* WHAT IS BEING ASKED: Pictures are not part of the copy; repeat everything else in the records exactly.

* DATA SUPPLIED:

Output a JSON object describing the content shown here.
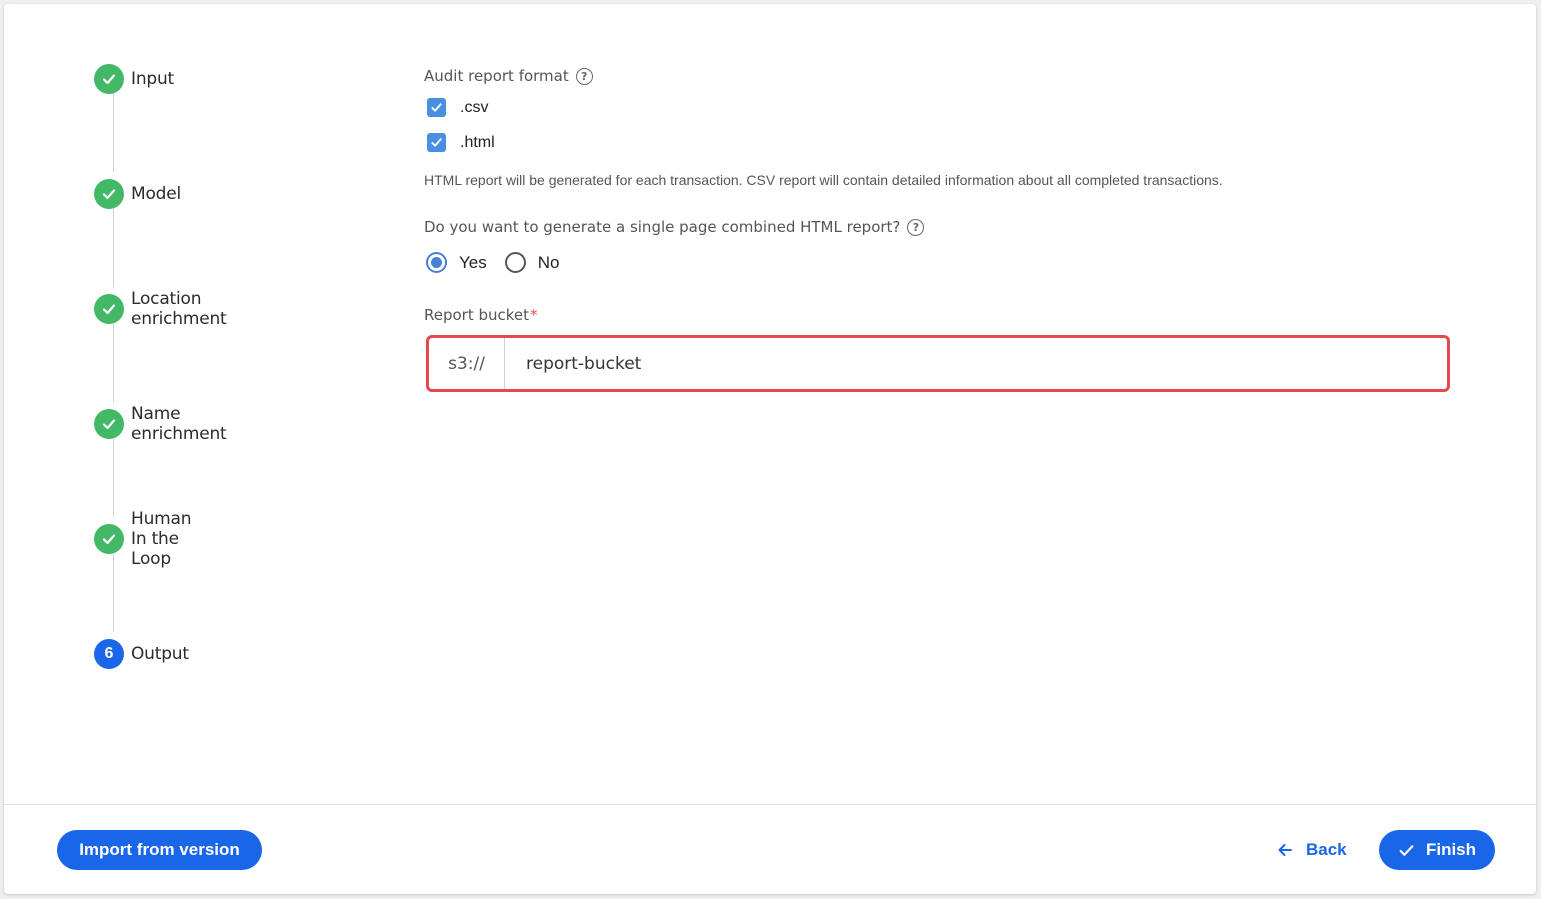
{
  "steps": [
    {
      "label": "Input",
      "status": "done"
    },
    {
      "label": "Model",
      "status": "done"
    },
    {
      "label": "Location enrichment",
      "status": "done"
    },
    {
      "label": "Name enrichment",
      "status": "done"
    },
    {
      "label": "Human In the Loop",
      "status": "done"
    },
    {
      "label": "Output",
      "status": "active",
      "number": "6"
    }
  ],
  "audit": {
    "label": "Audit report format",
    "help_glyph": "?",
    "options": [
      {
        "label": ".csv",
        "checked": true
      },
      {
        "label": ".html",
        "checked": true
      }
    ],
    "hint": "HTML report will be generated for each transaction. CSV report will contain detailed information about all completed transactions."
  },
  "combined": {
    "label": "Do you want to generate a single page combined HTML report?",
    "help_glyph": "?",
    "options": [
      {
        "label": "Yes",
        "checked": true
      },
      {
        "label": "No",
        "checked": false
      }
    ]
  },
  "bucket": {
    "label": "Report bucket",
    "required_mark": "*",
    "prefix": "s3://",
    "value": "report-bucket"
  },
  "footer": {
    "import_label": "Import from version",
    "back_label": "Back",
    "finish_label": "Finish"
  },
  "colors": {
    "accent": "#1a66e8",
    "success": "#43b867",
    "error_border": "#e5484d",
    "checkbox": "#4a90e2"
  }
}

* EXPECTED OUTPUT:
Output a JSON object describing the content shown here.
{
  "steps": [
    {
      "label": "Input",
      "status": "done"
    },
    {
      "label": "Model",
      "status": "done"
    },
    {
      "label": "Location enrichment",
      "status": "done"
    },
    {
      "label": "Name enrichment",
      "status": "done"
    },
    {
      "label": "Human In the Loop",
      "status": "done"
    },
    {
      "label": "Output",
      "status": "active",
      "number": "6"
    }
  ],
  "audit": {
    "label": "Audit report format",
    "help_glyph": "?",
    "options": [
      {
        "label": ".csv",
        "checked": true
      },
      {
        "label": ".html",
        "checked": true
      }
    ],
    "hint": "HTML report will be generated for each transaction. CSV report will contain detailed information about all completed transactions."
  },
  "combined": {
    "label": "Do you want to generate a single page combined HTML report?",
    "help_glyph": "?",
    "options": [
      {
        "label": "Yes",
        "checked": true
      },
      {
        "label": "No",
        "checked": false
      }
    ]
  },
  "bucket": {
    "label": "Report bucket",
    "required_mark": "*",
    "prefix": "s3://",
    "value": "report-bucket"
  },
  "footer": {
    "import_label": "Import from version",
    "back_label": "Back",
    "finish_label": "Finish"
  },
  "colors": {
    "accent": "#1a66e8",
    "success": "#43b867",
    "error_border": "#e5484d",
    "checkbox": "#4a90e2"
  }
}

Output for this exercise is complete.